**Set problem:**
Write out the full listing exactly as given, minus the images.

##### Listed records

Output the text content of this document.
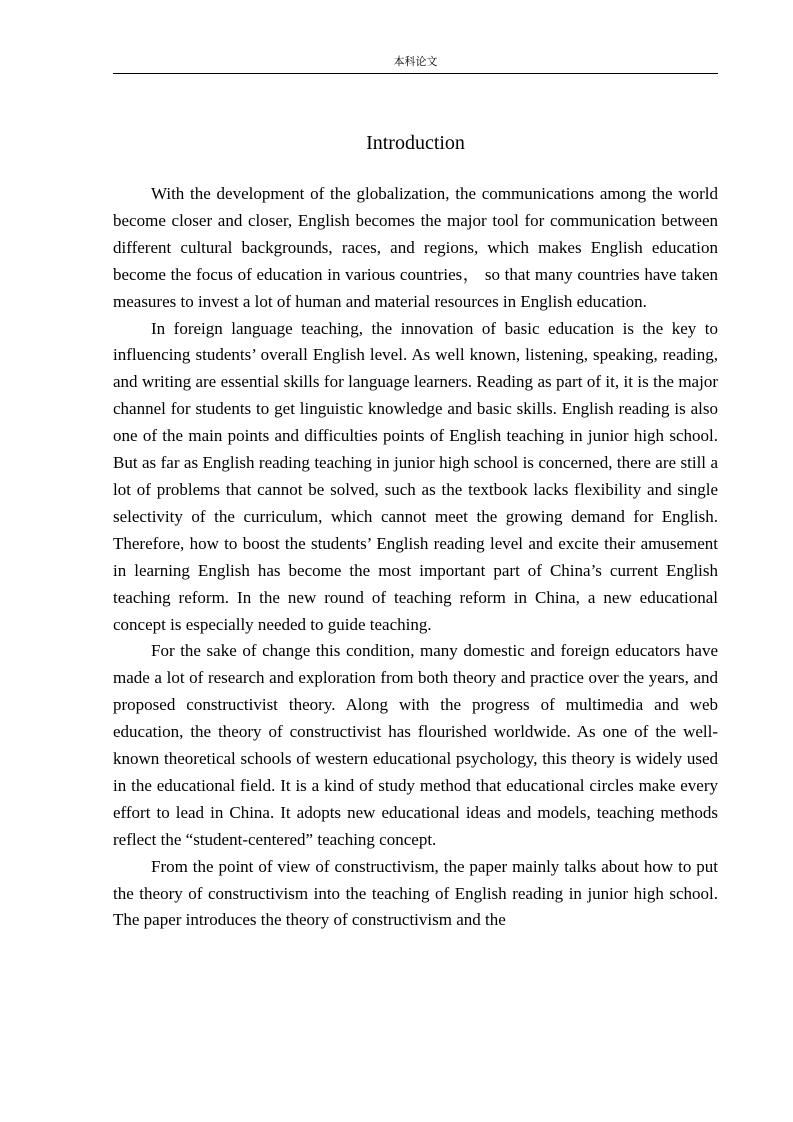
本科论文
Introduction

With the development of the globalization, the communications among the world become closer and closer, English becomes the major tool for communication between different cultural backgrounds, races, and regions, which makes English education become the focus of education in various countries， so that many countries have taken measures to invest a lot of human and material resources in English education.

In foreign language teaching, the innovation of basic education is the key to influencing students’ overall English level. As well known, listening, speaking, reading, and writing are essential skills for language learners. Reading as part of it, it is the major channel for students to get linguistic knowledge and basic skills. English reading is also one of the main points and difficulties points of English teaching in junior high school. But as far as English reading teaching in junior high school is concerned, there are still a lot of problems that cannot be solved, such as the textbook lacks flexibility and single selectivity of the curriculum, which cannot meet the growing demand for English. Therefore, how to boost the students’ English reading level and excite their amusement in learning English has become the most important part of China’s current English teaching reform. In the new round of teaching reform in China, a new educational concept is especially needed to guide teaching.

For the sake of change this condition, many domestic and foreign educators have made a lot of research and exploration from both theory and practice over the years, and proposed constructivist theory. Along with the progress of multimedia and web education, the theory of constructivist has flourished worldwide. As one of the well-known theoretical schools of western educational psychology, this theory is widely used in the educational field. It is a kind of study method that educational circles make every effort to lead in China. It adopts new educational ideas and models, teaching methods reflect the “student-centered” teaching concept.

From the point of view of constructivism, the paper mainly talks about how to put the theory of constructivism into the teaching of English reading in junior high school. The paper introduces the theory of constructivism and the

##########

**Result of the task:**
Output the text content of this document.
本科论文
Introduction

With the development of the globalization, the communications among the world become closer and closer, English becomes the major tool for communication between different cultural backgrounds, races, and regions, which makes English education become the focus of education in various countries， so that many countries have taken measures to invest a lot of human and material resources in English education.

In foreign language teaching, the innovation of basic education is the key to influencing students’ overall English level. As well known, listening, speaking, reading, and writing are essential skills for language learners. Reading as part of it, it is the major channel for students to get linguistic knowledge and basic skills. English reading is also one of the main points and difficulties points of English teaching in junior high school. But as far as English reading teaching in junior high school is concerned, there are still a lot of problems that cannot be solved, such as the textbook lacks flexibility and single selectivity of the curriculum, which cannot meet the growing demand for English. Therefore, how to boost the students’ English reading level and excite their amusement in learning English has become the most important part of China’s current English teaching reform. In the new round of teaching reform in China, a new educational concept is especially needed to guide teaching.

For the sake of change this condition, many domestic and foreign educators have made a lot of research and exploration from both theory and practice over the years, and proposed constructivist theory. Along with the progress of multimedia and web education, the theory of constructivist has flourished worldwide. As one of the well-known theoretical schools of western educational psychology, this theory is widely used in the educational field. It is a kind of study method that educational circles make every effort to lead in China. It adopts new educational ideas and models, teaching methods reflect the “student-centered” teaching concept.

From the point of view of constructivism, the paper mainly talks about how to put the theory of constructivism into the teaching of English reading in junior high school. The paper introduces the theory of constructivism and the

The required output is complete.